*GIVEN PROBLEM*:
Gather every line in the records below that contains the word "JSON".

============================================================

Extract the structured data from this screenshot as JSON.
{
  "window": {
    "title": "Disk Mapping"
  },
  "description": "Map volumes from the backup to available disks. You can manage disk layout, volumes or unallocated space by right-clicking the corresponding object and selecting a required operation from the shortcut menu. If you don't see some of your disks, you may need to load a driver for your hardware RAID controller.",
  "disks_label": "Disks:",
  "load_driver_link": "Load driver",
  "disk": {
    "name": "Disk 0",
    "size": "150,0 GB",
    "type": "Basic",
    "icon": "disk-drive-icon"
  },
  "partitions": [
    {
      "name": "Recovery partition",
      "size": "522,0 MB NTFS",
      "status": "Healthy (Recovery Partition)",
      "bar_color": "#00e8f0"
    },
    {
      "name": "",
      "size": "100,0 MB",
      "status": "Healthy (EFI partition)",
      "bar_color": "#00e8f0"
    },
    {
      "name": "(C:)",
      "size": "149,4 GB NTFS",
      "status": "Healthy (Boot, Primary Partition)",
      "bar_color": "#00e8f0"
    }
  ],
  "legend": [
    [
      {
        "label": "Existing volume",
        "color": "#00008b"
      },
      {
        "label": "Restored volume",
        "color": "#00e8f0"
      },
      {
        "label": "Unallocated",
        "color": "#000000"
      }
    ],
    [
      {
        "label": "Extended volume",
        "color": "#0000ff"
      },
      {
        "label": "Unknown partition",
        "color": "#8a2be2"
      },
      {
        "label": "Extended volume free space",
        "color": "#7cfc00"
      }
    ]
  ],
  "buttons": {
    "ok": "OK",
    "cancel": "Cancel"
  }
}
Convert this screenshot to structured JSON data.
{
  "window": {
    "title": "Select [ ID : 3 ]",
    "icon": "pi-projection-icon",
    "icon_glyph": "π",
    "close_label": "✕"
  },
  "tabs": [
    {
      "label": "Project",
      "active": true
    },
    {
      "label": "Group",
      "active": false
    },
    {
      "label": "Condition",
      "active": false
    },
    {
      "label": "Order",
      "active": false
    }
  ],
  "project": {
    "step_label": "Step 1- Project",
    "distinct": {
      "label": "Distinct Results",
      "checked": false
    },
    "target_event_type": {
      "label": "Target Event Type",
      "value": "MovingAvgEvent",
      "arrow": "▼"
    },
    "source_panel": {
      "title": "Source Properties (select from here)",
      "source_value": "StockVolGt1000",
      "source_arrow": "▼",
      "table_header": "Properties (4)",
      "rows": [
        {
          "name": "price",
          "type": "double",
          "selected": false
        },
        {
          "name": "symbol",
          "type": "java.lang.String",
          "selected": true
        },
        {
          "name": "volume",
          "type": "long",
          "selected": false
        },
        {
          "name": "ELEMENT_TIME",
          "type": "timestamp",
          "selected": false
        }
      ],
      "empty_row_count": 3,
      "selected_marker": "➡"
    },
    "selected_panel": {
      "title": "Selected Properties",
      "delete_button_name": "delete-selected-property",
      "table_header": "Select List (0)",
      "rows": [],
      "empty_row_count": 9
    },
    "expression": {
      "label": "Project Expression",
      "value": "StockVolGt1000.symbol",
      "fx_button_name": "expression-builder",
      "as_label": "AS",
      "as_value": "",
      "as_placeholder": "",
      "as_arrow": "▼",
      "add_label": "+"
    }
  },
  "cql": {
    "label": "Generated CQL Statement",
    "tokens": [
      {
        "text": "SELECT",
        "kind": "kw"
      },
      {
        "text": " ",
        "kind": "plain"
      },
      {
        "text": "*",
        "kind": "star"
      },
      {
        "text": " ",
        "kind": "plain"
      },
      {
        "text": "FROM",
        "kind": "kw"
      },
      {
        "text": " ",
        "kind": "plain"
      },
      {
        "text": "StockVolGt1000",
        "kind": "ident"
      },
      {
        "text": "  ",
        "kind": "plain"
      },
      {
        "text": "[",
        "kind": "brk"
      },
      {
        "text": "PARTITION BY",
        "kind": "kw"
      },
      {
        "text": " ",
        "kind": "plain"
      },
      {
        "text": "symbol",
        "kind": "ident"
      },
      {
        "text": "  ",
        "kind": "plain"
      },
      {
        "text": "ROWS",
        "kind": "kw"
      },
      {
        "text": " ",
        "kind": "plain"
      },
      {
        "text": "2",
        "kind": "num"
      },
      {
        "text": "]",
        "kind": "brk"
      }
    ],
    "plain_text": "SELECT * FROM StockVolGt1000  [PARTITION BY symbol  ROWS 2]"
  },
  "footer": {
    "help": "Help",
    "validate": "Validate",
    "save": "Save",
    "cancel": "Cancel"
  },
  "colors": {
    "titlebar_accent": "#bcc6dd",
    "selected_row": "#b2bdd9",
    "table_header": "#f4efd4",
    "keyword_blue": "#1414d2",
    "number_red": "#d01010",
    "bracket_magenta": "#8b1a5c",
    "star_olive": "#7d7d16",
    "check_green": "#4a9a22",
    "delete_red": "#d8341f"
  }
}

============================================================

*TASK OUTPUT*:
Extract the structured data from this screenshot as JSON.
Convert this screenshot to structured JSON data.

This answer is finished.